Copy the data from the line that contains "Read all visible content and emit it as JSON." to its last line, exactly, including both of those lines and leaving out everything before.

-- DATA PROVIDED --
## START

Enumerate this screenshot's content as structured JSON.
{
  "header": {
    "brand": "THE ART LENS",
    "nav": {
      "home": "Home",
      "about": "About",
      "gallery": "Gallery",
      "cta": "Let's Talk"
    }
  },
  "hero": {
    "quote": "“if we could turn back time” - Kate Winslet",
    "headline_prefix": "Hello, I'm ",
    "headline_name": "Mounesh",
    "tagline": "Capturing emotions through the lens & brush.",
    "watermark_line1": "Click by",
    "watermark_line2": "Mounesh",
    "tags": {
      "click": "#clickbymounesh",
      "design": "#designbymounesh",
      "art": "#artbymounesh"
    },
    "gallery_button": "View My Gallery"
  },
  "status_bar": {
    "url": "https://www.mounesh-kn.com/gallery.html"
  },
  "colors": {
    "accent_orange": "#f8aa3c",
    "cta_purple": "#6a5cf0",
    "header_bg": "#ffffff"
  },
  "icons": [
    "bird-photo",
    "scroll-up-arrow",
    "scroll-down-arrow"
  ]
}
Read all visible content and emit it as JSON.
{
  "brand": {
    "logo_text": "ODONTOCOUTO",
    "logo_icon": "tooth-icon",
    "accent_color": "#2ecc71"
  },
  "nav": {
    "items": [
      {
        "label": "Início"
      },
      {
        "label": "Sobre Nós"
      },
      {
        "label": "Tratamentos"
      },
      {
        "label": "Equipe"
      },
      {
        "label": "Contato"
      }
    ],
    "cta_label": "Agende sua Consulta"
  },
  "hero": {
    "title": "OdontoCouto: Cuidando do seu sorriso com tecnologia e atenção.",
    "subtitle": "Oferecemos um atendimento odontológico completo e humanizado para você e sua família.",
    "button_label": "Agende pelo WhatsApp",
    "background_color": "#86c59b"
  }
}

## END

-- WRITTEN RESPONSE --
Read all visible content and emit it as JSON.
{
  "brand": {
    "logo_text": "ODONTOCOUTO",
    "logo_icon": "tooth-icon",
    "accent_color": "#2ecc71"
  },
  "nav": {
    "items": [
      {
        "label": "Início"
      },
      {
        "label": "Sobre Nós"
      },
      {
        "label": "Tratamentos"
      },
      {
        "label": "Equipe"
      },
      {
        "label": "Contato"
      }
    ],
    "cta_label": "Agende sua Consulta"
  },
  "hero": {
    "title": "OdontoCouto: Cuidando do seu sorriso com tecnologia e atenção.",
    "subtitle": "Oferecemos um atendimento odontológico completo e humanizado para você e sua família.",
    "button_label": "Agende pelo WhatsApp",
    "background_color": "#86c59b"
  }
}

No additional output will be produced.